#### Documento:
Mucho se ha escrito, desde la Grecia clásica, sobre el proceso creativo. A menudo se acepta que tiene tres fases. La primera exige dedicación y esfuerzo. El futuro músico, escritor, arquitecto o científico, como tantos otros, deberá llevar a cabo un aprendizaje previo, un trabajo que, según el caso, puede durar días, meses o años. Cubierta esta etapa, se está en condiciones de abordar el momento clave, la iluminación, donde aparece la idea. Y la tercera etapa es de nuevo laboriosa: la ejecución material de esa idea.
La primera y la tercera fase suelen estar al alcance de cualquier persona empeñada. Pero entre ellas está el instante mágico. Aquel que marcará las diferencias entre un artesano y un artista, entre una persona normal y un genio. Es el momento de la inspiración. Y ese instante no requiere de tiempo ni esfuerzo, sino de luz. ¿Qué pasó por la mente de Arquímedes cuando estaba flotando en las termas de Siracusa y gritó su famoso eureka al tiempo que salía desnudo y brazos en alto, corriendo por las calles de la ciudad? El matemático Henri Poincaré explicaba cómo, después de trabajar intensamente en su gabinete sin alcanzar a resolver el problema de las funciones de Fuchs, salió a dar un paseo y de pronto, cuando no pensaba en ello, vio la solución. Esta historia se repite: se dice que Isaac Newton descansaba bajo un manzano cuando vio desprenderse un fruto. Aquel instante afortunado cambió el rumbo de la ciencia y de la humanidad. ¿Cuál es el secreto de ese instante?
Contaré una anécdota personal. Por aquel tiempo me encontraba dando clases de la asignatura Proyectos en la Escuela de Arquitectura de Barcelona y, un día, una alumna atribulada me pidió audiencia. Me quedan sólo dos semanas para entregar el proyecto final de curso, dijo con voz entrecortada y ojos húmedos, y no se me ocurre nada; tal vez esta no es mi carrera, a pesar de lo que me gusta. Entiendo, le dije; te daré un consejo que tal vez no seas capaz de seguir. Es primavera, el tiempo es magnífico, empieza a notarse el calor del verano. Haz tu maletín sin olvidar el traje de baño y alguna de tus novelas favoritas, toma un tren a Sitges e instálate en una pensión cerca del mar. Olvídate del problema durante la primera semana, disfruta. La segunda, si todo sale como espero, la emplearás en dibujar tu proyecto. Me miró en silencio, ojos abiertos. Es asombroso cómo algunos alumnos confían hasta tal punto en sus profesores que son capaces de aceptar ideas aparentemente descabelladas, pensé. A las ocho sale el último tren, me dijo. Se dio la vuelta y la vi salir, decidida a poner en práctica el plan. Me olvidé del asunto y dos días más tarde alguien llamó a la puerta de mi despacho. Era ella. ¿Pero no estás en Sitges? No, contestó. Acabo de regresar. Al día siguiente de llegar, es decir, ayer, estaba tumbada al sol en la playa después de darme un baño y se me ocurrió la idea. Tan clara y completa me llegó que llené mi bloc con multitud de croquis hechos a mano. Aquí están. Esta misma noche empezaré a dibujar los planos.

#### Tareas a realizar:
• A. Resuma en dos oraciones el texto sobre el proceso creativo.
• B. Traduzca al inglés la siguiente oración del texto sobre el proceso creativo: «La primera y la tercera fase suelen estar al alcance de cualquier persona empeñada.»
• C. Escriba la continuación del texto sobre el proceso creativo a partir de su última oración.

#### Material proporcionado:
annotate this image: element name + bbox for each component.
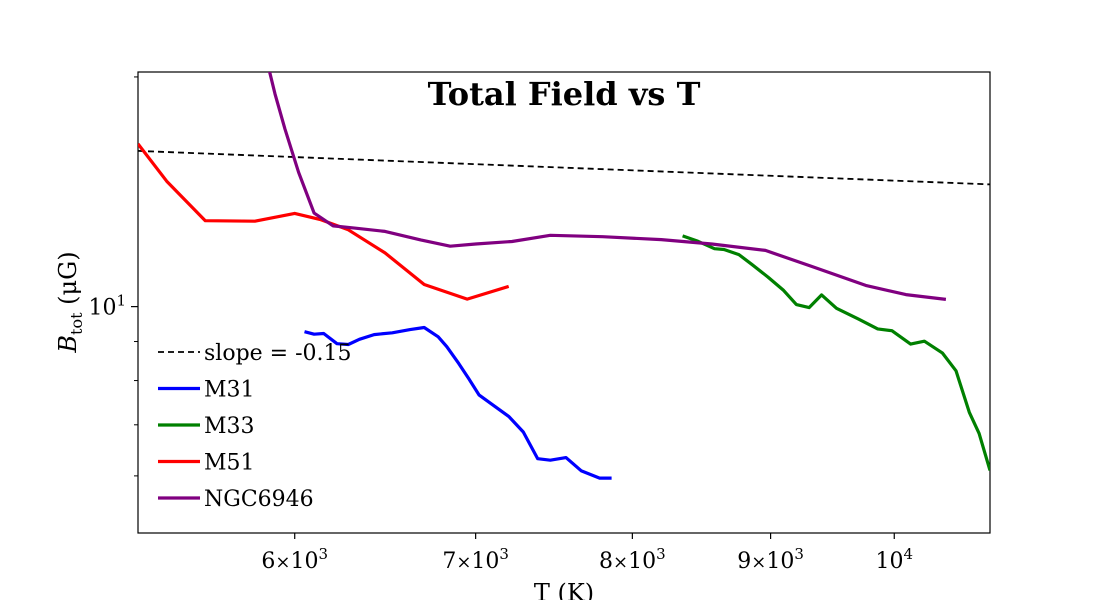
series-line-m51 <box>138 142 510 301</box>
legend: slope = -0.15 M31 M33 M51 NGC6946 <box>158 341 352 512</box>
plot-area <box>137 71 991 534</box>
y-axis-label-unit: (μG) <box>54 251 82 312</box>
y-axis-label: Btot (μG) <box>54 251 86 353</box>
legend-label: slope = -0.15 <box>204 341 352 366</box>
tick-layer: 6×103 7×103 8×103 9×103 104 101 <box>88 76 913 574</box>
legend-label: M51 <box>204 451 255 476</box>
x-tick-label: 7×103 <box>442 545 509 574</box>
series-line-ngc6946 <box>267 72 947 301</box>
x-tick-label: 104 <box>875 545 913 574</box>
legend-label: M31 <box>204 378 255 403</box>
y-tick-label: 101 <box>88 292 126 321</box>
series-line-m33 <box>682 234 990 471</box>
x-tick-label: 8×103 <box>599 545 666 574</box>
x-tick-label: 6×103 <box>261 545 328 574</box>
series-line-slope-0-15 <box>138 150 990 186</box>
legend-label: NGC6946 <box>204 487 314 512</box>
legend-label: M33 <box>204 414 255 439</box>
y-axis-label-sub: tot <box>67 312 86 335</box>
chart-title: Total Field vs T <box>428 75 701 113</box>
y-axis-label-main: B <box>54 335 82 354</box>
x-axis-label: T (K) <box>534 579 594 600</box>
series-layer <box>138 72 990 480</box>
series-line-m31 <box>304 325 612 480</box>
x-tick-label: 9×103 <box>737 545 804 574</box>
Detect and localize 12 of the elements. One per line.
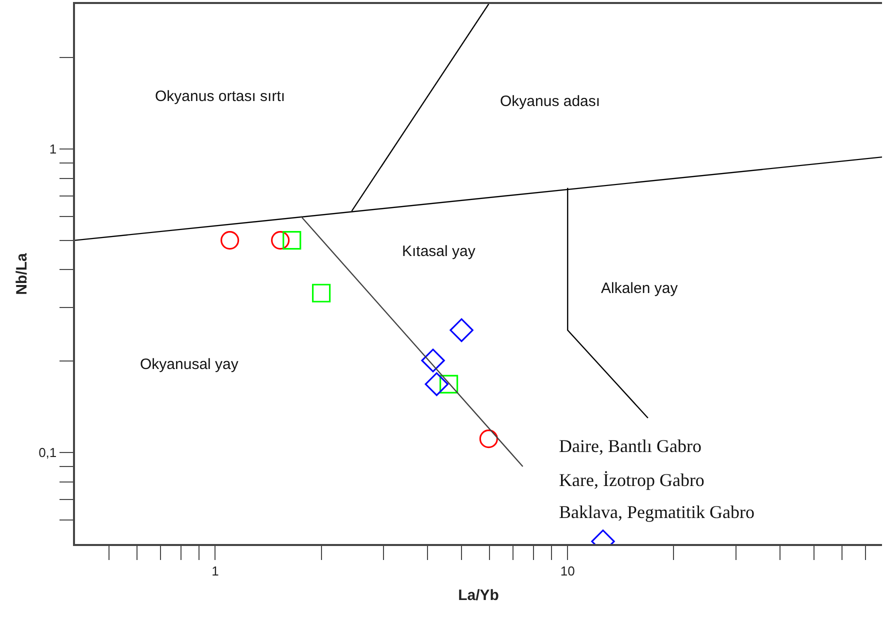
y-axis-title: Nb/La: [13, 252, 30, 295]
annotation: Alkalen yay: [601, 280, 678, 297]
annotation: Okyanus ortası sırtı: [155, 88, 286, 105]
annotation: Okyanus adası: [500, 93, 600, 110]
y-tick-label: 0,1: [38, 445, 57, 460]
annotation: Baklava, Pegmatitik Gabro: [559, 502, 754, 522]
annotation: Okyanusal yay: [140, 356, 239, 373]
annotation: Kare, İzotrop Gabro: [559, 470, 704, 490]
x-tick-label: 10: [560, 563, 575, 578]
annotation: Daire, Bantlı Gabro: [559, 436, 702, 456]
annotation: Kıtasal yay: [402, 243, 476, 260]
x-axis-title: La/Yb: [458, 586, 499, 604]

#### Respuestas redactadas:
• A. El proceso creativo suele dividirse en tres fases: un aprendizaje previo que exige dedicación y esfuerzo, la iluminación en la que aparece la idea y la ejecución material de esa idea. El momento de la inspiración, que no requiere tiempo ni esfuerzo sino luz, se presenta con los casos de Arquímedes, Poincaré y Newton y con la anécdota de una alumna de arquitectura a la que se le ocurrió la idea de su proyecto mientras estaba tumbada al sol en la playa.

• B. The first and third phases are usually within reach of any determined person.

• C.
Pero ¿qué está pasando aquí? Algo evidente. En el proceso creativo la primera y la tercera fase exigen trabajo intenso: tiempo y esfuerzo. Pero el momento de la inspiración, el crucial instante de la epifanía, exige todo lo contrario: olvido, distensión, entresueño. A veces las matemáticas acuden en nuestra ayuda para explicar situaciones que creemos mágicas. Un día descubrí que la intersección de dos curvas, una convexa que representa la capacidad de juicio en función de las frecuencias cerebrales, y otra cóncava que representa la capacidad de imaginación, se cortan en el punto del entresueño. Y es precisamente en ese punto donde el producto matemático de las dos curvas —que representa la capacidad creativa— muestra un máximo. Corresponde a una frecuencia cerebral de unos 10 ciclos por segundo (el llamado ritmo alfa) y, según muestra la curva, ese es el punto de máxima eficacia creativa, el estado de la inspiración. Por eso Arquímedes estaba flotando en la piscina de las termas, por eso Newton descansaba bajo el manzano, y por eso mi alumna estaba tumbada sobre la arena caliente tras darse un baño. De nada sirve aquí el esfuerzo, sino todo lo contrario: debemos huir de él como de un enemigo para echarnos en mano de la holganza. Ese es el estado en que las ideas aparecen. Ellas solas. Todos quietos, dijo el maestro a los toreros.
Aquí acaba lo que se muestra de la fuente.